**The task**
Write out the data again exactly, skipping every picture.

# Start of Input material

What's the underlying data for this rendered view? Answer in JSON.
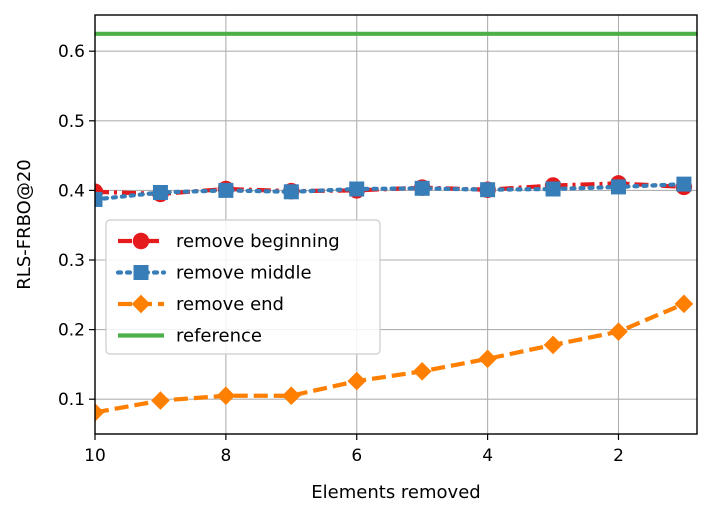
{
  "chart_data": {
    "type": "line",
    "title": "",
    "xlabel": "Elements removed",
    "ylabel": "RLS-FRBO@20",
    "xlim": [
      10,
      0.8
    ],
    "ylim": [
      0.05,
      0.652
    ],
    "x_ticks": [
      10,
      8,
      6,
      4,
      2
    ],
    "y_ticks": [
      0.1,
      0.2,
      0.3,
      0.4,
      0.5,
      0.6
    ],
    "grid": true,
    "legend_position": "center-left",
    "x": [
      10,
      9,
      8,
      7,
      6,
      5,
      4,
      3,
      2,
      1
    ],
    "series": [
      {
        "name": "remove beginning",
        "color": "#e41a1c",
        "line_style": "dashdot",
        "marker": "circle",
        "values": [
          0.398,
          0.395,
          0.402,
          0.399,
          0.4,
          0.404,
          0.401,
          0.407,
          0.41,
          0.405
        ]
      },
      {
        "name": "remove middle",
        "color": "#377eb8",
        "line_style": "dotted",
        "marker": "square",
        "values": [
          0.387,
          0.397,
          0.4,
          0.398,
          0.402,
          0.403,
          0.401,
          0.402,
          0.405,
          0.409
        ]
      },
      {
        "name": "remove end",
        "color": "#ff7f00",
        "line_style": "dashed",
        "marker": "diamond",
        "values": [
          0.081,
          0.098,
          0.105,
          0.105,
          0.126,
          0.14,
          0.158,
          0.178,
          0.197,
          0.237
        ]
      },
      {
        "name": "reference",
        "color": "#4daf4a",
        "line_style": "solid",
        "marker": "none",
        "values": [
          0.625,
          0.625,
          0.625,
          0.625,
          0.625,
          0.625,
          0.625,
          0.625,
          0.625,
          0.625
        ]
      }
    ]
  }
}
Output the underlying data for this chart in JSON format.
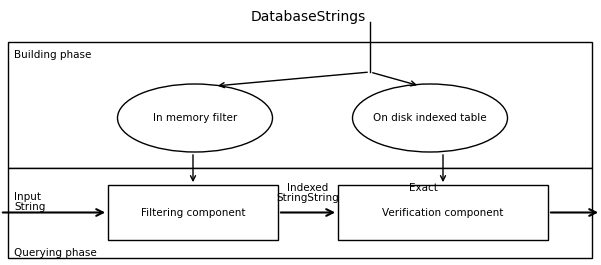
{
  "title": "DatabaseStrings",
  "building_phase_label": "Building phase",
  "querying_phase_label": "Querying phase",
  "ellipse1_label": "In memory filter",
  "ellipse2_label": "On disk indexed table",
  "box1_label": "Filtering component",
  "box2_label": "Verification component",
  "input_label1": "Input",
  "input_label2": "String",
  "indexed_label1": "Indexed",
  "indexed_label2": "StringString",
  "exact_label": "Exact",
  "bg_color": "#ffffff",
  "border_color": "#000000",
  "text_color": "#000000",
  "title_fontsize": 10,
  "label_fontsize": 7.5,
  "phase_fontsize": 7.5
}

# End of Input material

**Result for this task**
What's the underlying data for this rendered view? Answer in JSON.
{
  "chart_data": {
    "type": "line",
    "title": "",
    "xlabel": "Elements removed",
    "ylabel": "RLS-FRBO@20",
    "xlim": [
      10,
      0.8
    ],
    "ylim": [
      0.05,
      0.652
    ],
    "x_ticks": [
      10,
      8,
      6,
      4,
      2
    ],
    "y_ticks": [
      0.1,
      0.2,
      0.3,
      0.4,
      0.5,
      0.6
    ],
    "grid": true,
    "legend_position": "center-left",
    "x": [
      10,
      9,
      8,
      7,
      6,
      5,
      4,
      3,
      2,
      1
    ],
    "series": [
      {
        "name": "remove beginning",
        "color": "#e41a1c",
        "line_style": "dashdot",
        "marker": "circle",
        "values": [
          0.398,
          0.395,
          0.402,
          0.399,
          0.4,
          0.404,
          0.401,
          0.407,
          0.41,
          0.405
        ]
      },
      {
        "name": "remove middle",
        "color": "#377eb8",
        "line_style": "dotted",
        "marker": "square",
        "values": [
          0.387,
          0.397,
          0.4,
          0.398,
          0.402,
          0.403,
          0.401,
          0.402,
          0.405,
          0.409
        ]
      },
      {
        "name": "remove end",
        "color": "#ff7f00",
        "line_style": "dashed",
        "marker": "diamond",
        "values": [
          0.081,
          0.098,
          0.105,
          0.105,
          0.126,
          0.14,
          0.158,
          0.178,
          0.197,
          0.237
        ]
      },
      {
        "name": "reference",
        "color": "#4daf4a",
        "line_style": "solid",
        "marker": "none",
        "values": [
          0.625,
          0.625,
          0.625,
          0.625,
          0.625,
          0.625,
          0.625,
          0.625,
          0.625,
          0.625
        ]
      }
    ]
  }
}
Output the underlying data for this chart in JSON format.
{
  "title": "DatabaseStrings",
  "building_phase_label": "Building phase",
  "querying_phase_label": "Querying phase",
  "ellipse1_label": "In memory filter",
  "ellipse2_label": "On disk indexed table",
  "box1_label": "Filtering component",
  "box2_label": "Verification component",
  "input_label1": "Input",
  "input_label2": "String",
  "indexed_label1": "Indexed",
  "indexed_label2": "StringString",
  "exact_label": "Exact",
  "bg_color": "#ffffff",
  "border_color": "#000000",
  "text_color": "#000000",
  "title_fontsize": 10,
  "label_fontsize": 7.5,
  "phase_fontsize": 7.5
}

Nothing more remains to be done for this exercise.